| PROBLEM STATEMENT |
The entries below should be given again exactly, minus their pictures.
═══
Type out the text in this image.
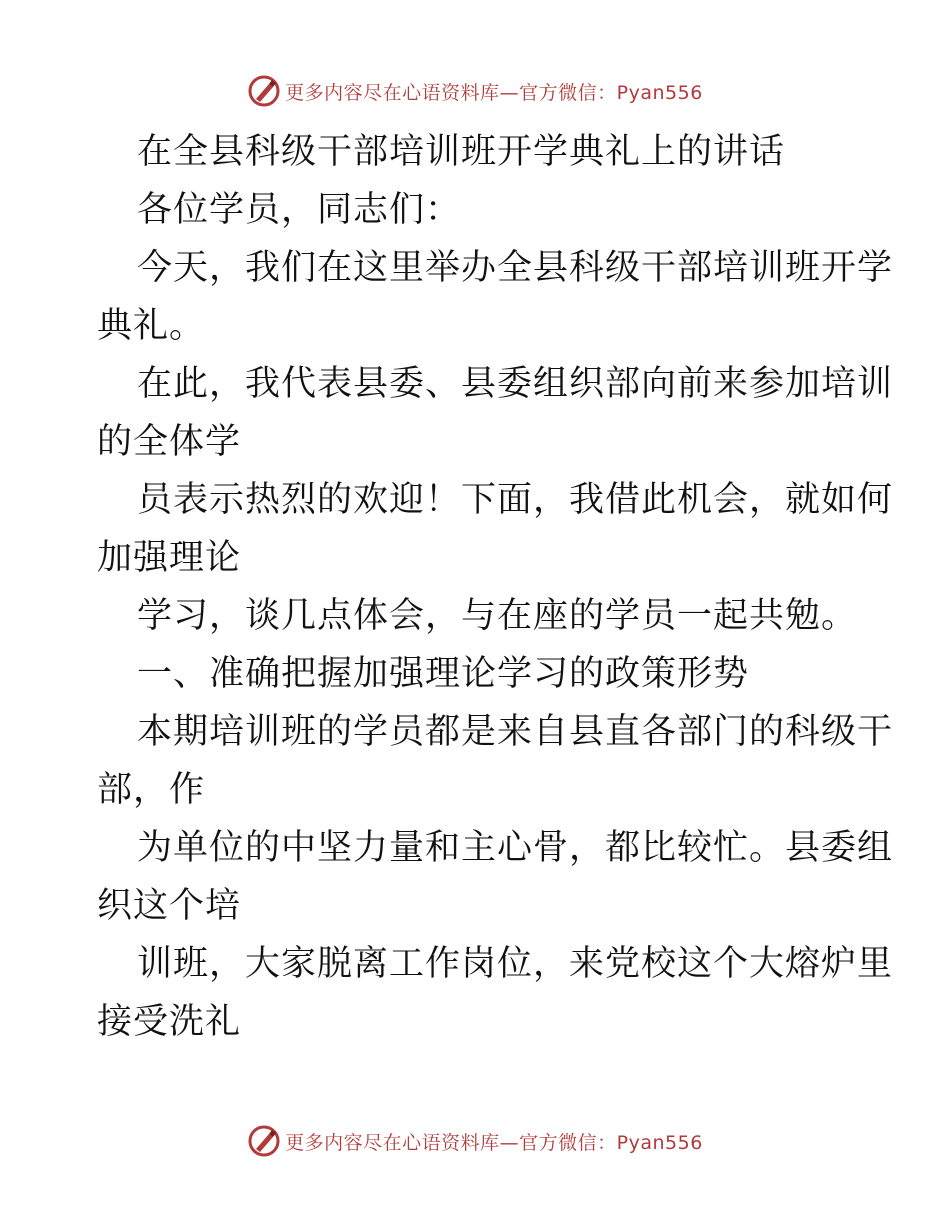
更多内容尽在心语资料库—官方微信：Pyan556
在全县科级干部培训班开学典礼上的讲话
各位学员，同志们：
今天，我们在这里举办全县科级干部培训班开学
典礼。
在此，我代表县委、县委组织部向前来参加培训
的全体学
员表示热烈的欢迎！下面，我借此机会，就如何
加强理论
学习，谈几点体会，与在座的学员一起共勉。
一、准确把握加强理论学习的政策形势
本期培训班的学员都是来自县直各部门的科级干
部，作
为单位的中坚力量和主心骨，都比较忙。县委组
织这个培
训班，大家脱离工作岗位，来党校这个大熔炉里
接受洗礼
更多内容尽在心语资料库—官方微信：Pyan556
═══
| ANSWER BELOW |
Type out the text in this image.
更多内容尽在心语资料库—官方微信：Pyan556
在全县科级干部培训班开学典礼上的讲话
各位学员，同志们：
今天，我们在这里举办全县科级干部培训班开学
典礼。
在此，我代表县委、县委组织部向前来参加培训
的全体学
员表示热烈的欢迎！下面，我借此机会，就如何
加强理论
学习，谈几点体会，与在座的学员一起共勉。
一、准确把握加强理论学习的政策形势
本期培训班的学员都是来自县直各部门的科级干
部，作
为单位的中坚力量和主心骨，都比较忙。县委组
织这个培
训班，大家脱离工作岗位，来党校这个大熔炉里
接受洗礼
更多内容尽在心语资料库—官方微信：Pyan556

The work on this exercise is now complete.